• PROBLEM DESCRIPTION:
Return the records verbatim.

• Dataset items:

[Start of Attachment]

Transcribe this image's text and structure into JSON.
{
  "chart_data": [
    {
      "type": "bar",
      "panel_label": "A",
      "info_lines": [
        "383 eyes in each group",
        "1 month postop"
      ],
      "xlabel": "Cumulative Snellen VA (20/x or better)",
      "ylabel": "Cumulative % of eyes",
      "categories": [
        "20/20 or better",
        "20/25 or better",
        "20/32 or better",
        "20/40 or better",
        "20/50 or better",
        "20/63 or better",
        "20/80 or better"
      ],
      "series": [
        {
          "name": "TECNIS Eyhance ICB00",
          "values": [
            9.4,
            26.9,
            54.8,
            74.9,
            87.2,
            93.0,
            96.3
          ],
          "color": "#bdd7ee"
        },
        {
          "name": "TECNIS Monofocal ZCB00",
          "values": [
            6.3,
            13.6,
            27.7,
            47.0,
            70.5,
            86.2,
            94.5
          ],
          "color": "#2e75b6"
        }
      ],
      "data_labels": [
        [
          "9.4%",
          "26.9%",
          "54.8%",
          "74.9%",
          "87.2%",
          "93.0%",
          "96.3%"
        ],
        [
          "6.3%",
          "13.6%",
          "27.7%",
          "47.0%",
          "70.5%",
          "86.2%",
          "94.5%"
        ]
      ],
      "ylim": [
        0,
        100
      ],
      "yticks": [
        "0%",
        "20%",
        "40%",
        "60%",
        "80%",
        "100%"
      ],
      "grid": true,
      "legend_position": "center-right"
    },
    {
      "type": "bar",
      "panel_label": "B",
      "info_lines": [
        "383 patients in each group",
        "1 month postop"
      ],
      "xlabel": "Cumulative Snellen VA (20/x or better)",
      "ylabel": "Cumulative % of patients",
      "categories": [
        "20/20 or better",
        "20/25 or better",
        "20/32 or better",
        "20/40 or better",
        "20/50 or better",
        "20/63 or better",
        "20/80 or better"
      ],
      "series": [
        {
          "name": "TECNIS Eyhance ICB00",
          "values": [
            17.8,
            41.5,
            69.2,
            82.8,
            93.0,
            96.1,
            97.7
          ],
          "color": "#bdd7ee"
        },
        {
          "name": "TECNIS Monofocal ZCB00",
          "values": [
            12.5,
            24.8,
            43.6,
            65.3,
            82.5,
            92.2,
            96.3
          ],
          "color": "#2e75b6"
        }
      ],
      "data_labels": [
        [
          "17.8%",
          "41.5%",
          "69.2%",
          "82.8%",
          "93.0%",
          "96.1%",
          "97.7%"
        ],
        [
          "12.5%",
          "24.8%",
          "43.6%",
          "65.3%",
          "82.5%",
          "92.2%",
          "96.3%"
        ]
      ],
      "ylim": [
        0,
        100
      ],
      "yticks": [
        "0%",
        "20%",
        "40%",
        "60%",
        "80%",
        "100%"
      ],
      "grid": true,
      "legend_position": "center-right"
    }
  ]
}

[End of Attachment]

• ANSWER AREA:
Transcribe this image's text and structure into JSON.
{
  "chart_data": [
    {
      "type": "bar",
      "panel_label": "A",
      "info_lines": [
        "383 eyes in each group",
        "1 month postop"
      ],
      "xlabel": "Cumulative Snellen VA (20/x or better)",
      "ylabel": "Cumulative % of eyes",
      "categories": [
        "20/20 or better",
        "20/25 or better",
        "20/32 or better",
        "20/40 or better",
        "20/50 or better",
        "20/63 or better",
        "20/80 or better"
      ],
      "series": [
        {
          "name": "TECNIS Eyhance ICB00",
          "values": [
            9.4,
            26.9,
            54.8,
            74.9,
            87.2,
            93.0,
            96.3
          ],
          "color": "#bdd7ee"
        },
        {
          "name": "TECNIS Monofocal ZCB00",
          "values": [
            6.3,
            13.6,
            27.7,
            47.0,
            70.5,
            86.2,
            94.5
          ],
          "color": "#2e75b6"
        }
      ],
      "data_labels": [
        [
          "9.4%",
          "26.9%",
          "54.8%",
          "74.9%",
          "87.2%",
          "93.0%",
          "96.3%"
        ],
        [
          "6.3%",
          "13.6%",
          "27.7%",
          "47.0%",
          "70.5%",
          "86.2%",
          "94.5%"
        ]
      ],
      "ylim": [
        0,
        100
      ],
      "yticks": [
        "0%",
        "20%",
        "40%",
        "60%",
        "80%",
        "100%"
      ],
      "grid": true,
      "legend_position": "center-right"
    },
    {
      "type": "bar",
      "panel_label": "B",
      "info_lines": [
        "383 patients in each group",
        "1 month postop"
      ],
      "xlabel": "Cumulative Snellen VA (20/x or better)",
      "ylabel": "Cumulative % of patients",
      "categories": [
        "20/20 or better",
        "20/25 or better",
        "20/32 or better",
        "20/40 or better",
        "20/50 or better",
        "20/63 or better",
        "20/80 or better"
      ],
      "series": [
        {
          "name": "TECNIS Eyhance ICB00",
          "values": [
            17.8,
            41.5,
            69.2,
            82.8,
            93.0,
            96.1,
            97.7
          ],
          "color": "#bdd7ee"
        },
        {
          "name": "TECNIS Monofocal ZCB00",
          "values": [
            12.5,
            24.8,
            43.6,
            65.3,
            82.5,
            92.2,
            96.3
          ],
          "color": "#2e75b6"
        }
      ],
      "data_labels": [
        [
          "17.8%",
          "41.5%",
          "69.2%",
          "82.8%",
          "93.0%",
          "96.1%",
          "97.7%"
        ],
        [
          "12.5%",
          "24.8%",
          "43.6%",
          "65.3%",
          "82.5%",
          "92.2%",
          "96.3%"
        ]
      ],
      "ylim": [
        0,
        100
      ],
      "yticks": [
        "0%",
        "20%",
        "40%",
        "60%",
        "80%",
        "100%"
      ],
      "grid": true,
      "legend_position": "center-right"
    }
  ]
}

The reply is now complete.